▸ **Document segment**
The hoard is a collection of about 20,600 ornaments, coins and other kinds of artifacts, made of gold, silver, ivory, etc., that were found in six burial mounds erected for five women and one man, with extremely rich jewelry, dated to around the 1st century BCE-1st century CE.[1] The ornaments include necklaces set with semi-precious stones, belts, medallions and a crown. After its discovery, the hoard went missing during the wars in Afghanistan, until it was "rediscovered" and first brought to public attention again in 2003. A new museum in Kabul is being planned where the Bactrian gold will eventually be kept.
The heavily fortified town of Yemshi Tepe, just five kilometres to the northeast of modern Sheberghan on the road to Akcha, is only half a kilometre from the now-famous necropolis of Tillia-tepe.
Dates and context
Several coins dated up to the early 1st century CE, with none dated later, suggest a 1st-century CE date for the burial. The coins found in the excavations belonged to Tiberius (16-21 CE), Mithradates II (123-88 BCE), and the Yuezhi ruler Sapadbizes (20 BCE - 20 CE).[2] The burial could correspond to Scythian or Parthian tribes dwelling in the area. More probably, they belonged to the Yuezhis/ early Kushans after the fall of the Greco-Bactrian Kingdom and before the rise of the Kushan Empire.[3] They correspond to a time when the Yuezhis had not yet encountered Buddhism.[3]
A silver coin was found in one of the tombs from the reigns of the Parthian king Mithridates II, who ruled c. 123–88 BCE. The coin was found in tomb III, and was apparently held in the hand of the buried woman.
An imitation gold coin of Parthian King Gotarzes I (95-90 BCE) was found in the left hand of the woman in tomb VI. The fact that this coin is in gold, and not silver or bronze as is usually the case for Parthian coinage, suggest that this imitation was made for prestige purposes. The coin is counterstamped with the frontal depiction of what might have been a local chieftain. The counterstamp was added so as to not damage the portrait of the Parthian king, perhaps indicating some degree of dependency on the Parthians.
A gold coin was also found in tomb III showing the bust in profile of the wreath-crowned Roman Emperor Tiberius. On the reverse is an enthroned, sumptuously draped female figure holding a spray and scepter. Coins of this type were minted in the city of Lugdunum in Gaul, between 16 and 21 CE.[4]
A Buddhist gold coin from India was also found in tomb IV (the male warrior). On the reverse it depicts a lion with a nandipada, with the Kharoshthi legend "Sih[o] vigatabhay[o]" ("The lion who dispelled fear"). The obverse shows an almost naked man only wearing an Hellenistic chlamys and a petasus hat (an iconography similar to that of Hermes/ Mercury) rolling a wheel. The legend in Kharoshthi reads "Dharmacakrapravata[ko]" ("The one who turned the Wheel of the Law"). It has been suggested that this may be an early representation of the Buddha.[5][7]
Finally, a very worn coin has been identified as belonging to the Yuezhi chieftain Heraios, or Sapadbizes (20 BCE - 20 CE).[2]
It is thought that the site most likely belonged to the Yuezhi (future Kushans).[5][8] Alternatively, it could have belonged to the Sakas (Asian Scythians),[9][10] who were later to migrate to India, known as Indo-Scythians, or to the Eastern Parthians. Several of the artifacts are highly consistent with a Scythian origin, such as the royal crown or the polylobed decorated daggers discovered in the tombs. Several of the bodies exhibited ritual deformation of the skull, a practice which is well documented among Central Asian nomads of the period.

▸ **Dataset content**
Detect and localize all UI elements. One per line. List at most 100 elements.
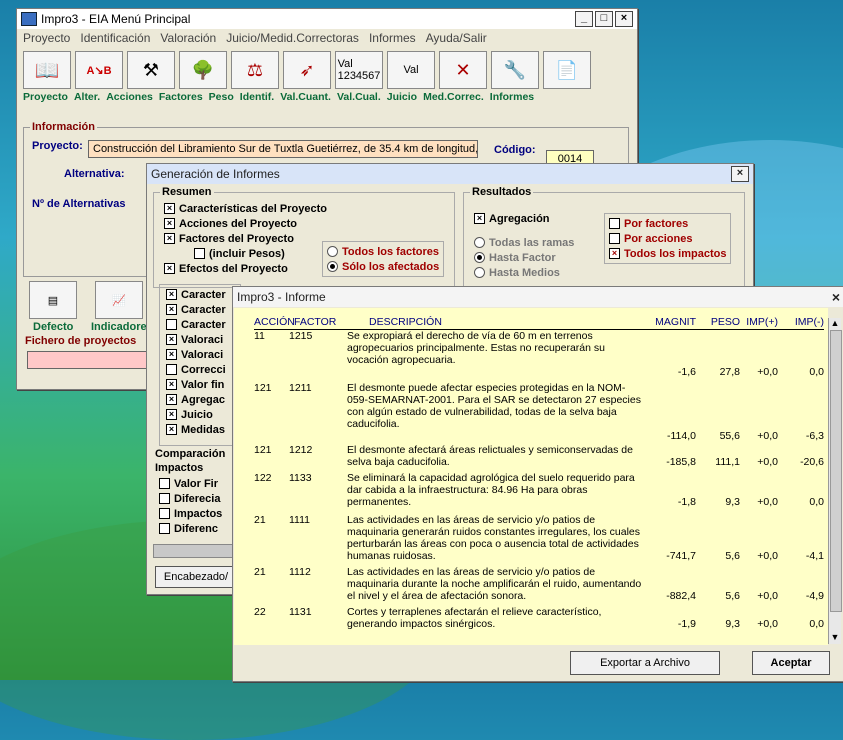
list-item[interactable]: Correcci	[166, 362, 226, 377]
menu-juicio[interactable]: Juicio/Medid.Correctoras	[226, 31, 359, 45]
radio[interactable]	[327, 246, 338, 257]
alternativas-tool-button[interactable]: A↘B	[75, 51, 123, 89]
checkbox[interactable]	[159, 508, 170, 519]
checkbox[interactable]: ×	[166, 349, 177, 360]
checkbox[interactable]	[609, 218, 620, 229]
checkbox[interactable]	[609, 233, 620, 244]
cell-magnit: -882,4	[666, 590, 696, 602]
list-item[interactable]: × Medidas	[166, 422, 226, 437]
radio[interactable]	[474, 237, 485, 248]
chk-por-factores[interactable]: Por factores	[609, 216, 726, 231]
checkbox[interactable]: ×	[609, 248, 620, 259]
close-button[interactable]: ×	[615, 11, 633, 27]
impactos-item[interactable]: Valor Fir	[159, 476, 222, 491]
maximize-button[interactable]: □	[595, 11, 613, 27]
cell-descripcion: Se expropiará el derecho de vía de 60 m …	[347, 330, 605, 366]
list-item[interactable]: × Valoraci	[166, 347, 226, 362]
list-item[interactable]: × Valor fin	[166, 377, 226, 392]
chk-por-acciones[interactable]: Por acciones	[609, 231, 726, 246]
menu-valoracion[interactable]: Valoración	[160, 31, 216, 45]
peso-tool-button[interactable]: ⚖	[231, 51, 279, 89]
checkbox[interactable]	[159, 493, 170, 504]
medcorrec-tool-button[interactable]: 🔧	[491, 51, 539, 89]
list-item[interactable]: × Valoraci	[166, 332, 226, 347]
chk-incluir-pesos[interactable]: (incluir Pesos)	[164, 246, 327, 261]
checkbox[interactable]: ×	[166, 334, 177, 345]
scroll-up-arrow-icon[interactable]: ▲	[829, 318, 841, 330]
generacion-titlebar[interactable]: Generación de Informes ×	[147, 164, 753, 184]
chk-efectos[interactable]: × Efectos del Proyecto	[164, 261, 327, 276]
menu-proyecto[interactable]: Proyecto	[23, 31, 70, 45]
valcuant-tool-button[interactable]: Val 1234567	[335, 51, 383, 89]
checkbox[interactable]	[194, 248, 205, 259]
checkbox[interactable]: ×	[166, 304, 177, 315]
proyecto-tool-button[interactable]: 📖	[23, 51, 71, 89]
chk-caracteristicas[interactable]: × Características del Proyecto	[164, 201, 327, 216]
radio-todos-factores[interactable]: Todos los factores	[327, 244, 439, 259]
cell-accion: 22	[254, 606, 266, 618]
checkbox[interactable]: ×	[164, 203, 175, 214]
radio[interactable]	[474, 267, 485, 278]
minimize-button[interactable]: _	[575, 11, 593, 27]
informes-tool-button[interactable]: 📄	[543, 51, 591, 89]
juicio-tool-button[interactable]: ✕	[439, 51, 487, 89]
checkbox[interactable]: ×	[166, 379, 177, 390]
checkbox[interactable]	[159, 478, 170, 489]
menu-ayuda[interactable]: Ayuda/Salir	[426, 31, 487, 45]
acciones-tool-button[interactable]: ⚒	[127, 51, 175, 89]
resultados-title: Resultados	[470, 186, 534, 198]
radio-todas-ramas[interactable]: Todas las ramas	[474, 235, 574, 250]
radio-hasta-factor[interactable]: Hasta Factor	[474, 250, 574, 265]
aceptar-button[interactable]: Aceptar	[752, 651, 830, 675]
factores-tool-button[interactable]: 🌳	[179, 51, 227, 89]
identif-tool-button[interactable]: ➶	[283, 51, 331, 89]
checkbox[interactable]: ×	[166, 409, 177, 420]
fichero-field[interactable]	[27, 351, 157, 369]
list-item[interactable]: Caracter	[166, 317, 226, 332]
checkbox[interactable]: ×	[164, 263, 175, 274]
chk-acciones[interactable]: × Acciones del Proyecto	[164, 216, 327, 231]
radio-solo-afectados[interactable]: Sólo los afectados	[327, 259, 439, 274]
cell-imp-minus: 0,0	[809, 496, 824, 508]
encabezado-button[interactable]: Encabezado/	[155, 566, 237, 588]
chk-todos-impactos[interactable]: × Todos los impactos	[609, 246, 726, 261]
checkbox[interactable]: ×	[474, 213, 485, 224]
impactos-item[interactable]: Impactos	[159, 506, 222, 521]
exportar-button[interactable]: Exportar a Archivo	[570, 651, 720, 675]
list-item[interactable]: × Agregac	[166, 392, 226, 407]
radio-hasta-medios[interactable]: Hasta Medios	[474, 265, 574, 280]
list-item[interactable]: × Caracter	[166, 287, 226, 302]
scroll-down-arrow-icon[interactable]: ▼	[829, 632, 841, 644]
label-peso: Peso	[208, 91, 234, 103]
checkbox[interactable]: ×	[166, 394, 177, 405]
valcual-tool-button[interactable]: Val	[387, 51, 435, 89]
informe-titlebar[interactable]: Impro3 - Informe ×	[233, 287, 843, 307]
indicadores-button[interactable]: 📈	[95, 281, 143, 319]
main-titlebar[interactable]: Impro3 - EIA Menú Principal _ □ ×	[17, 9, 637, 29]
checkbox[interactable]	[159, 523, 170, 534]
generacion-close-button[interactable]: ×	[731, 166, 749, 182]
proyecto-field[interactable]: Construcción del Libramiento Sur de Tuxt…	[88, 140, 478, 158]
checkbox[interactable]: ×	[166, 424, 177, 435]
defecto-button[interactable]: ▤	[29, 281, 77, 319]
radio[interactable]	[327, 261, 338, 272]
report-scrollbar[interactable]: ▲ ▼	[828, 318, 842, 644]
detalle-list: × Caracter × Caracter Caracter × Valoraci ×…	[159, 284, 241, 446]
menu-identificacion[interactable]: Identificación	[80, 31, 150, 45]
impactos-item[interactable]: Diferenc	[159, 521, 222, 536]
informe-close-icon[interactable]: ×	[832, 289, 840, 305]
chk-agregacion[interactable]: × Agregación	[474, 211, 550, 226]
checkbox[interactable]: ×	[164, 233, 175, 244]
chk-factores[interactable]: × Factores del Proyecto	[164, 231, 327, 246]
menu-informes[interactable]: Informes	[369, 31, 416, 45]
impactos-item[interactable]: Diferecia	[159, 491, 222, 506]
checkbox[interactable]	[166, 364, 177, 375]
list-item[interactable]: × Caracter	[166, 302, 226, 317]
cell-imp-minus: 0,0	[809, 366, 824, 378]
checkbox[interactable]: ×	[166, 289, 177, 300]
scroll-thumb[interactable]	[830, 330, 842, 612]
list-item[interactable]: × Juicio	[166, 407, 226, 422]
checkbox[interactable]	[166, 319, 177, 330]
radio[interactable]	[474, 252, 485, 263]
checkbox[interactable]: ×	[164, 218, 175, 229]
--
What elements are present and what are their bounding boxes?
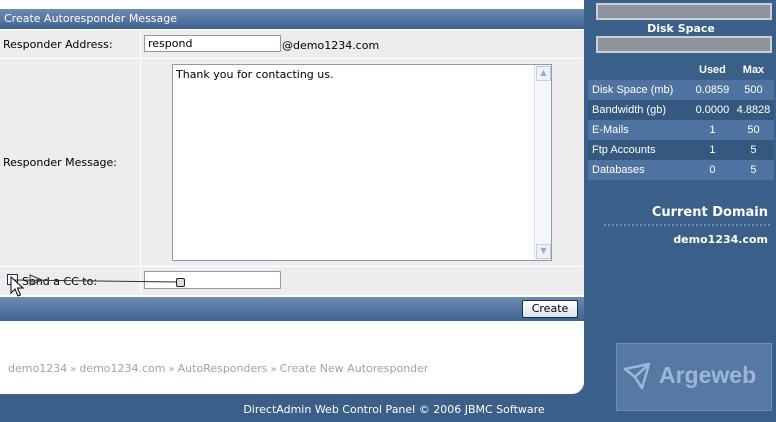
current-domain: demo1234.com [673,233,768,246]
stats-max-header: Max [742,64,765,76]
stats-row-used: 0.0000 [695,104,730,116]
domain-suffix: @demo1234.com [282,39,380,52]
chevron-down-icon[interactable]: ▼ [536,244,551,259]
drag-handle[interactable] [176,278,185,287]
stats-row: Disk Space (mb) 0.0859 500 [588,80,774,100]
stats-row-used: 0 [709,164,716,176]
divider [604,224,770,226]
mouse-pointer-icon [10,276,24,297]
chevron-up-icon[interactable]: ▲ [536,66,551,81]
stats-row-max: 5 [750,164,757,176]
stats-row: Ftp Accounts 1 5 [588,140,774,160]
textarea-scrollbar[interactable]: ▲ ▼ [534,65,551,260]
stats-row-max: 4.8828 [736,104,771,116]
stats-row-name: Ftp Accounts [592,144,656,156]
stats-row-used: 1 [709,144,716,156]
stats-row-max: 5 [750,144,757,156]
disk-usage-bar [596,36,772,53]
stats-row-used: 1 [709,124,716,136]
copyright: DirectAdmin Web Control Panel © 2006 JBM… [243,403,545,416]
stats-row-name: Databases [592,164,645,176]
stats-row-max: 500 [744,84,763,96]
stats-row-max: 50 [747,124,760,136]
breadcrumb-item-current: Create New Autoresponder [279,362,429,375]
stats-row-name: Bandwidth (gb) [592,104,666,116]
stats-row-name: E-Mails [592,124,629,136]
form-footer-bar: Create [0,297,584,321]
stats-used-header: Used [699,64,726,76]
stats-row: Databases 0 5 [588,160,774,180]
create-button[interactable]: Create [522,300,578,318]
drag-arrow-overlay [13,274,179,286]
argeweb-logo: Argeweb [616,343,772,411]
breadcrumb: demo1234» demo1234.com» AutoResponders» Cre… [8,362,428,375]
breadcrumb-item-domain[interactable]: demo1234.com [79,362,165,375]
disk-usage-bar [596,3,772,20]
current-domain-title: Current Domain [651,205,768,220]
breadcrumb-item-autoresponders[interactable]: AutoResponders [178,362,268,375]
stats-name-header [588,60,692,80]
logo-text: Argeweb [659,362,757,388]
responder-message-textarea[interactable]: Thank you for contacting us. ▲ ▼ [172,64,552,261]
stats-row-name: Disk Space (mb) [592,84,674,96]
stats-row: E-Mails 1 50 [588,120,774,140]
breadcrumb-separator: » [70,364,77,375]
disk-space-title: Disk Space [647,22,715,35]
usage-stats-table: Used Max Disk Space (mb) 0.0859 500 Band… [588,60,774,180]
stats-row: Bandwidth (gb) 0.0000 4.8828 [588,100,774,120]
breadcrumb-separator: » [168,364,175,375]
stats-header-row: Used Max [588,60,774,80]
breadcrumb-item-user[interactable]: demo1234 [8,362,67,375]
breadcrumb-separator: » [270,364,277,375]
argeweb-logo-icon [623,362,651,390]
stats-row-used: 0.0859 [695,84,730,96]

▸ **Tasks for this exercise**
**1.** From the text on the Bactrian hoard, set down the stretch from "The heavily fortified" through "necropolis of Tillia-tepe.".
**2.** List every kind of ornament named in the sentence of the text on the Bactrian hoard that begins "The ornaments include".

▸ **Exercise solutions**
**1.**
The heavily fortified town of Yemshi Tepe, just five kilometres to the northeast of modern Sheberghan on the road to Akcha, is only half a kilometre from the now-famous necropolis of Tillia-tepe.

**2.**
- Necklaces set with semi-precious stones
- Belts
- Medallions
- A crown